** Start Provided text **
Elsevier

Neural Networks

Volume 22, Issue 4, May 2009, Pages 415-424
Neural Networks

Self organized mapping of data clusters to neuron groups

https://doi.org/10.1016/j.neunet.2008.09.017Get rights and content

Abstract

T. Kohonen’s self organizing map (SOM) may be considered as a plausible structure for modelling pattern recognition processes in the brain. Neighborhood preservation corresponds closely to what is called somatotopy in the neurosciences, and the context specificity of mappings observed (e. g. in malfunctions of the brain) becomes easily explicable in the framework of the SOM. However, there are two features which impair the aptitude of the classical SOM for neurophysiological models: the adaptation procedure is explicitly time dependent and the procedure consumes the whole set of disposable neurons. Because of the latter property, a SOM cannot learn different tasks, adapting one subset of neurons to a data set X1 and another to a subsequently presented data set X2 .

The present paper describes a modified SOM which avoids the drawbacks mentioned above. Its adaptation procedure is time independent. When the training sequence consists of data from successive data clusters Xk each cluster is mapped to a subset Gk of the neuron set G while the other neurons are left almost unchanged. The behavior of the resulting DCNG-SOM is demonstrated in several experiments.
** End Provided text **
** Start Data records **
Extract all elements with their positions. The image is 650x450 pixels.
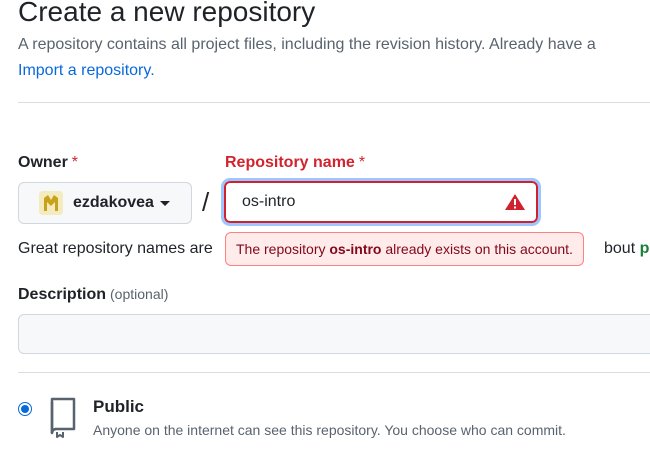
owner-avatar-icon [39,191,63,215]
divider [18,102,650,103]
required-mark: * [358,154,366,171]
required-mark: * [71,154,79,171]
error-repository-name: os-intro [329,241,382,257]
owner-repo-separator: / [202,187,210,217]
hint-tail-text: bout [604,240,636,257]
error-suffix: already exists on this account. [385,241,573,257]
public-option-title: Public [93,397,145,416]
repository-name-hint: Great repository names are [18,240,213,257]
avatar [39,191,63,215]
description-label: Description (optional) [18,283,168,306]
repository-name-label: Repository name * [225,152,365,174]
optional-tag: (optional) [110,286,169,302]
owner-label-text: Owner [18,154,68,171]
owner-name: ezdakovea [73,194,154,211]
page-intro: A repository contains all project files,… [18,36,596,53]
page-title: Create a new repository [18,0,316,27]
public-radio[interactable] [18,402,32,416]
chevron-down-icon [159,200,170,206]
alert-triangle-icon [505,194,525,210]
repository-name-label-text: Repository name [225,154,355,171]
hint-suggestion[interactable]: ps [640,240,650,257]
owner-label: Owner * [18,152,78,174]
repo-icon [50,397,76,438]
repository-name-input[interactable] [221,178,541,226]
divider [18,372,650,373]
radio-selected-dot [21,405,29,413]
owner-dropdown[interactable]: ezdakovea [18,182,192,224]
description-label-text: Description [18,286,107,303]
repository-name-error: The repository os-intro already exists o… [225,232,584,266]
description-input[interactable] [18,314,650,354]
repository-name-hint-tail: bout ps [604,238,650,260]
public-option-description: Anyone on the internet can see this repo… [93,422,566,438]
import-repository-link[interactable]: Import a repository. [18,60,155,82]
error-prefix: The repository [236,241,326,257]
** End Data records **
#### [Task list]
[1] Translate this sentence from the self-organizing map abstract into Spanish: "Its adaptation procedure is time independent."
[2] Repeat the part of the self-organizing map abstract starting with "The present paper" and going on through "in several experiments.".

#### [Replies]
[1] Su procedimiento de adaptación es independiente del tiempo.

[2]
The present paper describes a modified SOM which avoids the drawbacks mentioned above. Its adaptation procedure is time independent. When the training sequence consists of data from successive data clusters Xk each cluster is mapped to a subset Gk of the neuron set G while the other neurons are left almost unchanged. The behavior of the resulting DCNG-SOM is demonstrated in several experiments.